[Dataset records]
start
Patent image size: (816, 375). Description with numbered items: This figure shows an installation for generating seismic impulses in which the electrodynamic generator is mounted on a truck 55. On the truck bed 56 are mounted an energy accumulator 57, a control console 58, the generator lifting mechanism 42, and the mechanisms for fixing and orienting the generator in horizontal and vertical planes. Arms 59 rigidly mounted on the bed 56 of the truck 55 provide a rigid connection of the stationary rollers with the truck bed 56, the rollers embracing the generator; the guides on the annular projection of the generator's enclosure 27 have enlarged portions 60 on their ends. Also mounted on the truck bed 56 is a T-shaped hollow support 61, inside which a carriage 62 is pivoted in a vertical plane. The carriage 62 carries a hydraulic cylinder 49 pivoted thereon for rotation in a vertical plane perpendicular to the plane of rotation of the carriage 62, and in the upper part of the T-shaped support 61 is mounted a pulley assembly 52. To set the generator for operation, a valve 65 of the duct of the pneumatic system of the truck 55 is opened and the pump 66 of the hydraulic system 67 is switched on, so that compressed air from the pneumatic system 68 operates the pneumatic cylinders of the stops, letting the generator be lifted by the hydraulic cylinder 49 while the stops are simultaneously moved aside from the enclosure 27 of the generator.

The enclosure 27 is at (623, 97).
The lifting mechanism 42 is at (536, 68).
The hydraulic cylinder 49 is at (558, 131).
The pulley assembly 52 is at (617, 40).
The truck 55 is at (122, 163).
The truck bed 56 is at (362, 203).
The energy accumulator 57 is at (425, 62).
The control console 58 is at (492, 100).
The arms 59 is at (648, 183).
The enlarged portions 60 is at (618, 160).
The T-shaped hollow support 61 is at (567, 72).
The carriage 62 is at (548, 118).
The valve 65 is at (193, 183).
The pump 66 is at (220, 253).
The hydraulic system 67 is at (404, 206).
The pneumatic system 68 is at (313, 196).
end
* [Work instructions]:
Extract every line of the data above that contains the word "valve".

* [Correct response]:
Patent image size: (816, 375). Description with numbered items: This figure shows an installation for generating seismic impulses in which the electrodynamic generator is mounted on a truck 55. On the truck bed 56 are mounted an energy accumulator 57, a control console 58, the generator lifting mechanism 42, and the mechanisms for fixing and orienting the generator in horizontal and vertical planes. Arms 59 rigidly mounted on the bed 56 of the truck 55 provide a rigid connection of the stationary rollers with the truck bed 56, the rollers embracing the generator; the guides on the annular projection of the generator's enclosure 27 have enlarged portions 60 on their ends. Also mounted on the truck bed 56 is a T-shaped hollow support 61, inside which a carriage 62 is pivoted in a vertical plane. The carriage 62 carries a hydraulic cylinder 49 pivoted thereon for rotation in a vertical plane perpendicular to the plane of rotation of the carriage 62, and in the upper part of the T-shaped support 61 is mounted a pulley assembly 52. To set the generator for operation, a valve 65 of the duct of the pneumatic system of the truck 55 is opened and the pump 66 of the hydraulic system 67 is switched on, so that compressed air from the pneumatic system 68 operates the pneumatic cylinders of the stops, letting the generator be lifted by the hydraulic cylinder 49 while the stops are simultaneously moved aside from the enclosure 27 of the generator.
The valve 65 is at (193, 183).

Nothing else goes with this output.